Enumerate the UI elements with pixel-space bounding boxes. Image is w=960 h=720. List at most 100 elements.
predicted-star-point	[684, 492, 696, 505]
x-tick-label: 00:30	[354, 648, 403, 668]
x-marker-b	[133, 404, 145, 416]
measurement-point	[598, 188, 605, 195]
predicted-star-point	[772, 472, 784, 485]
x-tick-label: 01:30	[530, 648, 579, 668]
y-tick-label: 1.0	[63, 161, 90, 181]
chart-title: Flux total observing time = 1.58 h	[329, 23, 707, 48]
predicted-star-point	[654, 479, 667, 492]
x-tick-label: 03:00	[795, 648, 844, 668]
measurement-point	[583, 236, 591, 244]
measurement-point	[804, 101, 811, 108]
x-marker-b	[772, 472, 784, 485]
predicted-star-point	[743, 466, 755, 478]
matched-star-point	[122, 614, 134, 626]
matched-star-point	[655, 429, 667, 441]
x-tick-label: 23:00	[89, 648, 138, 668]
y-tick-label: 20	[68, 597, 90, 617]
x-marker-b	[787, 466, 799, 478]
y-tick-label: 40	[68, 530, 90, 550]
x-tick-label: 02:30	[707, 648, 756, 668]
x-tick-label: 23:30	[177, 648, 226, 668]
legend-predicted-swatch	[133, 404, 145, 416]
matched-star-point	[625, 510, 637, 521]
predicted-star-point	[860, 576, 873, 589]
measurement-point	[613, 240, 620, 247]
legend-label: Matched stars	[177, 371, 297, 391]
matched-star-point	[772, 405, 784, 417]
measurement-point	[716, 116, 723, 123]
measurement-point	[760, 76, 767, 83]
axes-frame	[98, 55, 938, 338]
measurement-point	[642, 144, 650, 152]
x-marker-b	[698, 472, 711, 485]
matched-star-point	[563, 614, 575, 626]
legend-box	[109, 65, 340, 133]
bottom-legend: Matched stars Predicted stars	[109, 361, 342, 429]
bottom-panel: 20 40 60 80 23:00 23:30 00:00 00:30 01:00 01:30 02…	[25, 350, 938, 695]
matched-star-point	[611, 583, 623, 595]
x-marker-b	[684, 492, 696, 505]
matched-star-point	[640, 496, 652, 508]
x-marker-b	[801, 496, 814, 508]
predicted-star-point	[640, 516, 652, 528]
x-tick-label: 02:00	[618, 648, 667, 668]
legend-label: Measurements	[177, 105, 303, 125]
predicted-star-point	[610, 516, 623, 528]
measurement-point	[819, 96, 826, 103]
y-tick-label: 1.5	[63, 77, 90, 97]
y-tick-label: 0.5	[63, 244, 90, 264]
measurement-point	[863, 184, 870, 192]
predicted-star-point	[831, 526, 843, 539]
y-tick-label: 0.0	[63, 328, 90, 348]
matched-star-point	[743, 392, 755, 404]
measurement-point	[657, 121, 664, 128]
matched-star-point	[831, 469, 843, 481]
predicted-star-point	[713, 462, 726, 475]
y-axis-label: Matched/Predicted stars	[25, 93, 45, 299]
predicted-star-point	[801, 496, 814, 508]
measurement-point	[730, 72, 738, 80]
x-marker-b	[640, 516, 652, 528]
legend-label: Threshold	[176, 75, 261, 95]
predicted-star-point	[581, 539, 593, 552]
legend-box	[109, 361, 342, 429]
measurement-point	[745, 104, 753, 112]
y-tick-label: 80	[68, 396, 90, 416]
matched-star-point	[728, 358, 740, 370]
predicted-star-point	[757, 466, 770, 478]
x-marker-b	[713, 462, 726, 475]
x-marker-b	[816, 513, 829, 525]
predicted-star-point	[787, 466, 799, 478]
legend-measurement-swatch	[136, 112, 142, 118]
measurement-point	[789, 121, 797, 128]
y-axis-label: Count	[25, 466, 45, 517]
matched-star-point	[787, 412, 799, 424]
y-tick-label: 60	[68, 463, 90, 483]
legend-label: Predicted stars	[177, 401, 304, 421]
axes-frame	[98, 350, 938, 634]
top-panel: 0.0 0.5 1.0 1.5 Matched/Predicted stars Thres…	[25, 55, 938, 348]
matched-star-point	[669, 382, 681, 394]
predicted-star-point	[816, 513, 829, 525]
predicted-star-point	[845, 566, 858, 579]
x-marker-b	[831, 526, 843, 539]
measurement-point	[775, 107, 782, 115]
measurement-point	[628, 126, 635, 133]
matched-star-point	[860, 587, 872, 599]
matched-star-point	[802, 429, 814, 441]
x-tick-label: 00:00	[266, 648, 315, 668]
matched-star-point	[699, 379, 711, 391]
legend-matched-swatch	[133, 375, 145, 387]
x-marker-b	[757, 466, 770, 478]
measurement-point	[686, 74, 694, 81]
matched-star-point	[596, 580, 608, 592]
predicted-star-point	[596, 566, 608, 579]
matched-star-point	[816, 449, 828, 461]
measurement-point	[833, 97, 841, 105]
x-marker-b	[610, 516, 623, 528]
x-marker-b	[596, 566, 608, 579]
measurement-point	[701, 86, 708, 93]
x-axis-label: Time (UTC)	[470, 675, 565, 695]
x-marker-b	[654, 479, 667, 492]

┄┄┄┄┄┄┄┄┄┄┄┄┄┄┄┄┄┄┄┄

→ Request: Return every row above unchanged, reproducing each line character for character in its original order.

→ Answer for this exercise:
Enumerate the UI elements with pixel-space bounding boxes. Image is w=960 h=720. List at most 100 elements.
predicted-star-point	[684, 492, 696, 505]
x-tick-label: 00:30	[354, 648, 403, 668]
x-marker-b	[133, 404, 145, 416]
measurement-point	[598, 188, 605, 195]
predicted-star-point	[772, 472, 784, 485]
x-tick-label: 01:30	[530, 648, 579, 668]
y-tick-label: 1.0	[63, 161, 90, 181]
chart-title: Flux total observing time = 1.58 h	[329, 23, 707, 48]
predicted-star-point	[654, 479, 667, 492]
x-tick-label: 03:00	[795, 648, 844, 668]
measurement-point	[583, 236, 591, 244]
measurement-point	[804, 101, 811, 108]
x-marker-b	[772, 472, 784, 485]
predicted-star-point	[743, 466, 755, 478]
matched-star-point	[122, 614, 134, 626]
matched-star-point	[655, 429, 667, 441]
x-tick-label: 23:00	[89, 648, 138, 668]
y-tick-label: 20	[68, 597, 90, 617]
x-marker-b	[787, 466, 799, 478]
y-tick-label: 40	[68, 530, 90, 550]
x-tick-label: 02:30	[707, 648, 756, 668]
x-tick-label: 23:30	[177, 648, 226, 668]
legend-predicted-swatch	[133, 404, 145, 416]
matched-star-point	[625, 510, 637, 521]
predicted-star-point	[860, 576, 873, 589]
measurement-point	[613, 240, 620, 247]
legend-label: Matched stars	[177, 371, 297, 391]
matched-star-point	[772, 405, 784, 417]
measurement-point	[716, 116, 723, 123]
measurement-point	[760, 76, 767, 83]
axes-frame	[98, 55, 938, 338]
measurement-point	[642, 144, 650, 152]
x-marker-b	[698, 472, 711, 485]
matched-star-point	[563, 614, 575, 626]
legend-box	[109, 65, 340, 133]
bottom-legend: Matched stars Predicted stars	[109, 361, 342, 429]
bottom-panel: 20 40 60 80 23:00 23:30 00:00 00:30 01:00 01:30 02…	[25, 350, 938, 695]
matched-star-point	[611, 583, 623, 595]
x-marker-b	[684, 492, 696, 505]
matched-star-point	[640, 496, 652, 508]
x-marker-b	[801, 496, 814, 508]
predicted-star-point	[640, 516, 652, 528]
x-tick-label: 02:00	[618, 648, 667, 668]
legend-label: Measurements	[177, 105, 303, 125]
predicted-star-point	[610, 516, 623, 528]
measurement-point	[819, 96, 826, 103]
y-tick-label: 1.5	[63, 77, 90, 97]
y-tick-label: 0.5	[63, 244, 90, 264]
measurement-point	[863, 184, 870, 192]
predicted-star-point	[831, 526, 843, 539]
y-tick-label: 0.0	[63, 328, 90, 348]
matched-star-point	[743, 392, 755, 404]
measurement-point	[657, 121, 664, 128]
matched-star-point	[831, 469, 843, 481]
predicted-star-point	[713, 462, 726, 475]
y-axis-label: Matched/Predicted stars	[25, 93, 45, 299]
predicted-star-point	[801, 496, 814, 508]
measurement-point	[730, 72, 738, 80]
x-marker-b	[640, 516, 652, 528]
legend-label: Threshold	[176, 75, 261, 95]
predicted-star-point	[581, 539, 593, 552]
legend-box	[109, 361, 342, 429]
measurement-point	[745, 104, 753, 112]
y-tick-label: 80	[68, 396, 90, 416]
matched-star-point	[728, 358, 740, 370]
predicted-star-point	[757, 466, 770, 478]
x-marker-b	[713, 462, 726, 475]
x-marker-b	[816, 513, 829, 525]
predicted-star-point	[787, 466, 799, 478]
legend-measurement-swatch	[136, 112, 142, 118]
measurement-point	[789, 121, 797, 128]
y-axis-label: Count	[25, 466, 45, 517]
matched-star-point	[787, 412, 799, 424]
y-tick-label: 60	[68, 463, 90, 483]
legend-label: Predicted stars	[177, 401, 304, 421]
axes-frame	[98, 350, 938, 634]
top-panel: 0.0 0.5 1.0 1.5 Matched/Predicted stars Thres…	[25, 55, 938, 348]
matched-star-point	[669, 382, 681, 394]
predicted-star-point	[816, 513, 829, 525]
predicted-star-point	[845, 566, 858, 579]
x-marker-b	[831, 526, 843, 539]
measurement-point	[775, 107, 782, 115]
measurement-point	[628, 126, 635, 133]
matched-star-point	[860, 587, 872, 599]
matched-star-point	[802, 429, 814, 441]
x-tick-label: 00:00	[266, 648, 315, 668]
matched-star-point	[699, 379, 711, 391]
legend-matched-swatch	[133, 375, 145, 387]
x-marker-b	[757, 466, 770, 478]
measurement-point	[686, 74, 694, 81]
matched-star-point	[596, 580, 608, 592]
predicted-star-point	[596, 566, 608, 579]
matched-star-point	[816, 449, 828, 461]
measurement-point	[833, 97, 841, 105]
x-marker-b	[610, 516, 623, 528]
x-marker-b	[596, 566, 608, 579]
measurement-point	[701, 86, 708, 93]
x-axis-label: Time (UTC)	[470, 675, 565, 695]
x-marker-b	[654, 479, 667, 492]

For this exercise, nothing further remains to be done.